→ **Given exercise**:
Write the records out again, precisely as they stand.

→ **Exercise data**:
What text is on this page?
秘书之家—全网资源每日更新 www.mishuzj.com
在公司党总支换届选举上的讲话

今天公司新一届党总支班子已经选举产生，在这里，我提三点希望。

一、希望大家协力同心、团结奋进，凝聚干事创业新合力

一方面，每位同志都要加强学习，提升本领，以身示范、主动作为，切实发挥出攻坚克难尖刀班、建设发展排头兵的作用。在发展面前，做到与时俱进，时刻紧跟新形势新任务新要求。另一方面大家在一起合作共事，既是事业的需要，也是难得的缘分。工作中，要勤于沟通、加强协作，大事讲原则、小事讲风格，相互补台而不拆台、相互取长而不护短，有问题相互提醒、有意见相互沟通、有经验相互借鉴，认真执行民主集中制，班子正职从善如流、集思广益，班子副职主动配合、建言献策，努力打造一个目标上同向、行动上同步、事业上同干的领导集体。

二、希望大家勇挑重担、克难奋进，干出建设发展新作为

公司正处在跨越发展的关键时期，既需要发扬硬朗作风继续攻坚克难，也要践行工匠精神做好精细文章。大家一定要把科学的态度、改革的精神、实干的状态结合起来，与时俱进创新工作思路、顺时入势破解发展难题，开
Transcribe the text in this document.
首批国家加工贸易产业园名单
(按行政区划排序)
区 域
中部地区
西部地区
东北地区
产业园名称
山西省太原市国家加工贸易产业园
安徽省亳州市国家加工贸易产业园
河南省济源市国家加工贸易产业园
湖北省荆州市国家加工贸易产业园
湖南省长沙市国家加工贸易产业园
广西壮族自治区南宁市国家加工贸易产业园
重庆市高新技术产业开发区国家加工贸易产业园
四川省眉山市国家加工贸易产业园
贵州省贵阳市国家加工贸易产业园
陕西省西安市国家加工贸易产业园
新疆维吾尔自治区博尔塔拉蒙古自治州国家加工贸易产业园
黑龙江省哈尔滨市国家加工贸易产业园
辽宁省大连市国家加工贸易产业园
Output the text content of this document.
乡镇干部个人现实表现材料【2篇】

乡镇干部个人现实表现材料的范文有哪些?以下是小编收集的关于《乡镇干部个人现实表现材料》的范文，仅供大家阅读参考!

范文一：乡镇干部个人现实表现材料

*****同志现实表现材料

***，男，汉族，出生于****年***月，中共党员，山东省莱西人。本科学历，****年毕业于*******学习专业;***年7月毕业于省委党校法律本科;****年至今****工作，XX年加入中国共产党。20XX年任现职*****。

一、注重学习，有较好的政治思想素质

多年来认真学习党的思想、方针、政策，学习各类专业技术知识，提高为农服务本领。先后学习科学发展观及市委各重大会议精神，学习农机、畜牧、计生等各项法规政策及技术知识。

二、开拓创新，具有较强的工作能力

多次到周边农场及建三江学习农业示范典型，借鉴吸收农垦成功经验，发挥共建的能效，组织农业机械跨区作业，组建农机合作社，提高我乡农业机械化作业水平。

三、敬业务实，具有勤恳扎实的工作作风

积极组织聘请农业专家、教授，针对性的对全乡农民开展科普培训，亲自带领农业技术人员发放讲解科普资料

→ **Final result**:
What text is on this page?
秘书之家—全网资源每日更新 www.mishuzj.com
在公司党总支换届选举上的讲话

今天公司新一届党总支班子已经选举产生，在这里，我提三点希望。

一、希望大家协力同心、团结奋进，凝聚干事创业新合力

一方面，每位同志都要加强学习，提升本领，以身示范、主动作为，切实发挥出攻坚克难尖刀班、建设发展排头兵的作用。在发展面前，做到与时俱进，时刻紧跟新形势新任务新要求。另一方面大家在一起合作共事，既是事业的需要，也是难得的缘分。工作中，要勤于沟通、加强协作，大事讲原则、小事讲风格，相互补台而不拆台、相互取长而不护短，有问题相互提醒、有意见相互沟通、有经验相互借鉴，认真执行民主集中制，班子正职从善如流、集思广益，班子副职主动配合、建言献策，努力打造一个目标上同向、行动上同步、事业上同干的领导集体。

二、希望大家勇挑重担、克难奋进，干出建设发展新作为

公司正处在跨越发展的关键时期，既需要发扬硬朗作风继续攻坚克难，也要践行工匠精神做好精细文章。大家一定要把科学的态度、改革的精神、实干的状态结合起来，与时俱进创新工作思路、顺时入势破解发展难题，开
Transcribe the text in this document.
首批国家加工贸易产业园名单
(按行政区划排序)
区 域
中部地区
西部地区
东北地区
产业园名称
山西省太原市国家加工贸易产业园
安徽省亳州市国家加工贸易产业园
河南省济源市国家加工贸易产业园
湖北省荆州市国家加工贸易产业园
湖南省长沙市国家加工贸易产业园
广西壮族自治区南宁市国家加工贸易产业园
重庆市高新技术产业开发区国家加工贸易产业园
四川省眉山市国家加工贸易产业园
贵州省贵阳市国家加工贸易产业园
陕西省西安市国家加工贸易产业园
新疆维吾尔自治区博尔塔拉蒙古自治州国家加工贸易产业园
黑龙江省哈尔滨市国家加工贸易产业园
辽宁省大连市国家加工贸易产业园
Output the text content of this document.
乡镇干部个人现实表现材料【2篇】

乡镇干部个人现实表现材料的范文有哪些?以下是小编收集的关于《乡镇干部个人现实表现材料》的范文，仅供大家阅读参考!

范文一：乡镇干部个人现实表现材料

*****同志现实表现材料

***，男，汉族，出生于****年***月，中共党员，山东省莱西人。本科学历，****年毕业于*******学习专业;***年7月毕业于省委党校法律本科;****年至今****工作，XX年加入中国共产党。20XX年任现职*****。

一、注重学习，有较好的政治思想素质

多年来认真学习党的思想、方针、政策，学习各类专业技术知识，提高为农服务本领。先后学习科学发展观及市委各重大会议精神，学习农机、畜牧、计生等各项法规政策及技术知识。

二、开拓创新，具有较强的工作能力

多次到周边农场及建三江学习农业示范典型，借鉴吸收农垦成功经验，发挥共建的能效，组织农业机械跨区作业，组建农机合作社，提高我乡农业机械化作业水平。

三、敬业务实，具有勤恳扎实的工作作风

积极组织聘请农业专家、教授，针对性的对全乡农民开展科普培训，亲自带领农业技术人员发放讲解科普资料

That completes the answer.